**TASKS TO COMPLETE:**
1: From the forum thread, extract the passage that runs from "Direct methods could" to "https://kornia-tutorials.readthedocs.io/en/latest/image_regi...".
2: List every alignment type that the forum thread says `cv2.findTransformECC()` can perform.
3: Check each statement against the forum thread. Answer yes or no and quote the words that decide it.
(a) The custom registration pipeline was built with Kornia because OpenCV had nothing that did translation-only registration.
(b) Boost json can be built as a standalone CMake subproject when using C++11.
(c) Common boost libraries such as algorithm and geometry are header only.

Direct methods could be useful in your case. https://pages.cs.wisc.edu/~dyer/ai-qual/irani-visalg00.pdf


At work I had to make a custom image registration pipeline, that uses only 2 degrees of freedom, so just x,y translation. OpenCV did not have anything that did this, but a python library called Kornia does this well.

https://kornia-tutorials.readthedocs.io/en/latest/image_regi...


Actually base-OpenCV has a great function for this: `cv2.findTransformECC()`: https://learnopencv.com/image-alignment-ecc-in-opencv-c-pyth...

It can do dense translation, translation + rotation, Affine, and Homography alignment; I've used it in the past to do sub-pixel Aruco/AprilTag alignment (and I'd probably also use it for astrophotography).


The opencv_contrib repo does have a module, called "reg", for direct alignment.


abseil and part of boost


I prefer boost json


How do people go about integrating boost these days? For any cross platform projects I use CMake and Boost seems like a _very_ scary library to try and build/ship on multiple platforms.


I use CMake almost exclusively (even for Windows) and using "find_package(Boost REQUIRED)" works most of the time. A lot of common boost libraries (algorithm, geometry) are header only and are not much of a hassle to include.

IIRC, you would need to modify the statement to "find_package(Boost REQUIRED COMPONENTS filesystem)" if you want to use boost dependencies that need a separate .dll/.so (in this case boost::filesystem). However I rarely need to use these, so I may be wrong.


You should be able to build and include boost json as a standalone subproject in CMake if you are using C++17. (Or also possible to use as header only lib)

It gets far more complicated with C++11, since you also need a ton of other boost modules there.

For more Details you can read the Readme of it. https://github.com/boostorg/json


CMake supports Boost out of the box, you just need to set BOOST_ROOT to your Boost install path.

**ENTRIES SUPPLIED:**

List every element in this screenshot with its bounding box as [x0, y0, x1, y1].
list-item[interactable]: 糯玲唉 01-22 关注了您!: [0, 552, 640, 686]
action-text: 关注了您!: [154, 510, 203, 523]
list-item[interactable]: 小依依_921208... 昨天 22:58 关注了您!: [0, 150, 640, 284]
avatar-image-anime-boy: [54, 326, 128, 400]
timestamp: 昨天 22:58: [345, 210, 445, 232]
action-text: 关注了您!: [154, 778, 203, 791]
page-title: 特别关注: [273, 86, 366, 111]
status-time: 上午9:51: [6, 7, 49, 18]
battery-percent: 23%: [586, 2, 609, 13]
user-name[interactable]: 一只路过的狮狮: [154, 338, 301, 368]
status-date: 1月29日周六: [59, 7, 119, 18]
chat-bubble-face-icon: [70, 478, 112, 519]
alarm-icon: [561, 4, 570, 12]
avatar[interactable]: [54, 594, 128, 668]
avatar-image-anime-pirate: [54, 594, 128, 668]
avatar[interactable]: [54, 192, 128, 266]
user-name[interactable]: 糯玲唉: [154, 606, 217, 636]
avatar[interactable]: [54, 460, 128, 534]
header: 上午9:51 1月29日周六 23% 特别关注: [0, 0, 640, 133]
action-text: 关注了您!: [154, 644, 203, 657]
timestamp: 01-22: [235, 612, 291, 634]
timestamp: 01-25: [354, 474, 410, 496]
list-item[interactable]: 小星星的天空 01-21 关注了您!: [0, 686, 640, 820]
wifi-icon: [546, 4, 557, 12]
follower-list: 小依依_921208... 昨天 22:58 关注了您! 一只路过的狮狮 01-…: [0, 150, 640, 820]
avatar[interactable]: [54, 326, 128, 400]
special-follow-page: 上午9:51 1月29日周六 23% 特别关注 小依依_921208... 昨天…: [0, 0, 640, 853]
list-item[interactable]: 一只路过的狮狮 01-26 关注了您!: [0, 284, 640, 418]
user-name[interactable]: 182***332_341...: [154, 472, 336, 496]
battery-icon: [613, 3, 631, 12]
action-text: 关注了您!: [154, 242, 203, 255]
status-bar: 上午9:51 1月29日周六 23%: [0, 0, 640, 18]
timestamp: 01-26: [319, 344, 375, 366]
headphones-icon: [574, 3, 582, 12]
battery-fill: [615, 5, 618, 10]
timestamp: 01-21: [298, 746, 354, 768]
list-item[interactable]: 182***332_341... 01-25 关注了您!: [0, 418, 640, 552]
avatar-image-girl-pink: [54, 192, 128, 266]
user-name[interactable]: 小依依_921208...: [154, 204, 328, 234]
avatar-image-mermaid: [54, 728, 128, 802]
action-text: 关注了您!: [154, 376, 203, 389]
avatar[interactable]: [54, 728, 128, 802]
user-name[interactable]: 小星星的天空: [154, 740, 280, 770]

**TASK SOLUTIONS:**
1:
Direct methods could be useful in your case. https://pages.cs.wisc.edu/~dyer/ai-qual/irani-visalg00.pdf


At work I had to make a custom image registration pipeline, that uses only 2 degrees of freedom, so just x,y translation. OpenCV did not have anything that did this, but a python library called Kornia does this well.

https://kornia-tutorials.readthedocs.io/en/latest/image_regi...

2:
- dense translation
- translation + rotation
- Affine
- Homography alignment

3:
(a) Yes: "OpenCV did not have anything that did this, but a python library called Kornia does this well."
(b) No: "You should be able to build and include boost json as a standalone subproject in CMake if you are using C++17."
(c) Yes: "A lot of common boost libraries (algorithm, geometry) are header only and are not much of a hassle to include."